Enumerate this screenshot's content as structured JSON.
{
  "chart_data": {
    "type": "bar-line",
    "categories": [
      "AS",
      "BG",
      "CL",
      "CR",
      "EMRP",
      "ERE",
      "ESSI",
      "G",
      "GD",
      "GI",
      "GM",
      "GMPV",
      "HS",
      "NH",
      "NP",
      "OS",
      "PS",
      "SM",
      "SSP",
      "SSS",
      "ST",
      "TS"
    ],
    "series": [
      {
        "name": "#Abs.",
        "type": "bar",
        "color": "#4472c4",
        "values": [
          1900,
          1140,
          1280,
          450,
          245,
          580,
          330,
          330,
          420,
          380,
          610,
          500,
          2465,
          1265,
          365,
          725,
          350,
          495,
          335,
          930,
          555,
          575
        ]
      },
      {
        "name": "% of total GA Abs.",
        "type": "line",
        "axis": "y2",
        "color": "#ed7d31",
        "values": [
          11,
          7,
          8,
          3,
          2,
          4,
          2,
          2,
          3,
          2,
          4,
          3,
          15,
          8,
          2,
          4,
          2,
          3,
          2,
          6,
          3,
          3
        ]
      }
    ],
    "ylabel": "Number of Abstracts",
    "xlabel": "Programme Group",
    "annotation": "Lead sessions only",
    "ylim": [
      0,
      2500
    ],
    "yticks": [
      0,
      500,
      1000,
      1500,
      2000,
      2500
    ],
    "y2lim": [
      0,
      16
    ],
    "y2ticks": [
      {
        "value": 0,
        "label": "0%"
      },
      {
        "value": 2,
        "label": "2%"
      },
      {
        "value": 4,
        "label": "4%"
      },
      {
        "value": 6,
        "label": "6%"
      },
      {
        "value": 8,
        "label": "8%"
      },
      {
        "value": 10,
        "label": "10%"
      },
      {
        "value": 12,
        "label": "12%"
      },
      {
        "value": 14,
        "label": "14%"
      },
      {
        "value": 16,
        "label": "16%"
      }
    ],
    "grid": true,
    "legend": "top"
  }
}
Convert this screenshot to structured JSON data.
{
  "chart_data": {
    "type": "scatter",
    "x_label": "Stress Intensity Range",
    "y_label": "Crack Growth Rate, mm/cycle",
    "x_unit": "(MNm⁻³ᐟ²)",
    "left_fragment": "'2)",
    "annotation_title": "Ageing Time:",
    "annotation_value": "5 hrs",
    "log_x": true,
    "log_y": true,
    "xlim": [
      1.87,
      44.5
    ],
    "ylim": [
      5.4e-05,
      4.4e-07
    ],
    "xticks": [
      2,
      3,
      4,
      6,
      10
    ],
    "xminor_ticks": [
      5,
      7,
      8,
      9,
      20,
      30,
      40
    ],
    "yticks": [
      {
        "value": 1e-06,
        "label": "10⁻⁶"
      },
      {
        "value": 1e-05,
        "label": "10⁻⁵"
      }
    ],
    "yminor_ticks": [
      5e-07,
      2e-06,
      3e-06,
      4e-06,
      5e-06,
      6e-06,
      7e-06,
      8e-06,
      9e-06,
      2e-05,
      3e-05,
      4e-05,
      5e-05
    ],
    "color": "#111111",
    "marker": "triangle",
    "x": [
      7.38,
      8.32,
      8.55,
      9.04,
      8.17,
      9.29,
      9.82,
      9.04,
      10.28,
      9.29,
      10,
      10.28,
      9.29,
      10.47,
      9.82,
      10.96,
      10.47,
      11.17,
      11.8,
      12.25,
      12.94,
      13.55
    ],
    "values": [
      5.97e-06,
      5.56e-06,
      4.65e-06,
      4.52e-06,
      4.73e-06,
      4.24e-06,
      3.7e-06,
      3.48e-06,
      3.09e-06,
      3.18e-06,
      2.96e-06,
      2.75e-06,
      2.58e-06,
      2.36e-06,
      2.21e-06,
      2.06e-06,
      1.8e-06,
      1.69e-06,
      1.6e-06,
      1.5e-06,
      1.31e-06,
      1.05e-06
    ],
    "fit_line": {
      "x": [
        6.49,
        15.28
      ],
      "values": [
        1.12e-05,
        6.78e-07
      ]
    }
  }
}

══════════

▶ PROBLEM TO SOLVE:
Locate the word "type" in the records and collect each line it appears in.

▶ OUTPUT BELOW:
    "type": "bar-line",
        "type": "bar",
        "type": "line",
    "type": "scatter",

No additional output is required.